* _RECORDS FOR THIS TASK_:
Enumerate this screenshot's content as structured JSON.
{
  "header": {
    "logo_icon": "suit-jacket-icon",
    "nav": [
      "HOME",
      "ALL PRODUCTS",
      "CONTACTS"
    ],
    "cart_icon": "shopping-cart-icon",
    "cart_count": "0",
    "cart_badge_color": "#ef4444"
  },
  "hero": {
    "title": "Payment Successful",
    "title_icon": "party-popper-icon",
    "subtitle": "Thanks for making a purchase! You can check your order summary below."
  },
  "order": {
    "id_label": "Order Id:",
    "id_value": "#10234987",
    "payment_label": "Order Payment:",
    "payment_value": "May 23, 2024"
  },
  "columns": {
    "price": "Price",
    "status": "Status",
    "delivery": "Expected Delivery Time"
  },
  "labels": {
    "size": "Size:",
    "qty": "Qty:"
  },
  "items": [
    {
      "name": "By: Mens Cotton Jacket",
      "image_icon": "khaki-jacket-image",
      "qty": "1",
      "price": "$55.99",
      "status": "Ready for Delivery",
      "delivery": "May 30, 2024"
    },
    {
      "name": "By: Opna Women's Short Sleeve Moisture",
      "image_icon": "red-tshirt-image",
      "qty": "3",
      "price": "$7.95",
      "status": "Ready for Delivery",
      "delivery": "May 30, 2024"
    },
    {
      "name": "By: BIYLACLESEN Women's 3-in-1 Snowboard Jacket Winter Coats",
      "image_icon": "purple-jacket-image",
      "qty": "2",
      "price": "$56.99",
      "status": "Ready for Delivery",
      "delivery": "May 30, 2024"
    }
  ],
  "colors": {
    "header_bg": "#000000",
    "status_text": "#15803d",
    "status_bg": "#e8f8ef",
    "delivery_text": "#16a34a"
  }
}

* _TASK DESCRIPTION_: All of the entries need to be reproduced exactly; please write them out.

* _EXERCISE ANSWER_:
Enumerate this screenshot's content as structured JSON.
{
  "header": {
    "logo_icon": "suit-jacket-icon",
    "nav": [
      "HOME",
      "ALL PRODUCTS",
      "CONTACTS"
    ],
    "cart_icon": "shopping-cart-icon",
    "cart_count": "0",
    "cart_badge_color": "#ef4444"
  },
  "hero": {
    "title": "Payment Successful",
    "title_icon": "party-popper-icon",
    "subtitle": "Thanks for making a purchase! You can check your order summary below."
  },
  "order": {
    "id_label": "Order Id:",
    "id_value": "#10234987",
    "payment_label": "Order Payment:",
    "payment_value": "May 23, 2024"
  },
  "columns": {
    "price": "Price",
    "status": "Status",
    "delivery": "Expected Delivery Time"
  },
  "labels": {
    "size": "Size:",
    "qty": "Qty:"
  },
  "items": [
    {
      "name": "By: Mens Cotton Jacket",
      "image_icon": "khaki-jacket-image",
      "qty": "1",
      "price": "$55.99",
      "status": "Ready for Delivery",
      "delivery": "May 30, 2024"
    },
    {
      "name": "By: Opna Women's Short Sleeve Moisture",
      "image_icon": "red-tshirt-image",
      "qty": "3",
      "price": "$7.95",
      "status": "Ready for Delivery",
      "delivery": "May 30, 2024"
    },
    {
      "name": "By: BIYLACLESEN Women's 3-in-1 Snowboard Jacket Winter Coats",
      "image_icon": "purple-jacket-image",
      "qty": "2",
      "price": "$56.99",
      "status": "Ready for Delivery",
      "delivery": "May 30, 2024"
    }
  ],
  "colors": {
    "header_bg": "#000000",
    "status_text": "#15803d",
    "status_bg": "#e8f8ef",
    "delivery_text": "#16a34a"
  }
}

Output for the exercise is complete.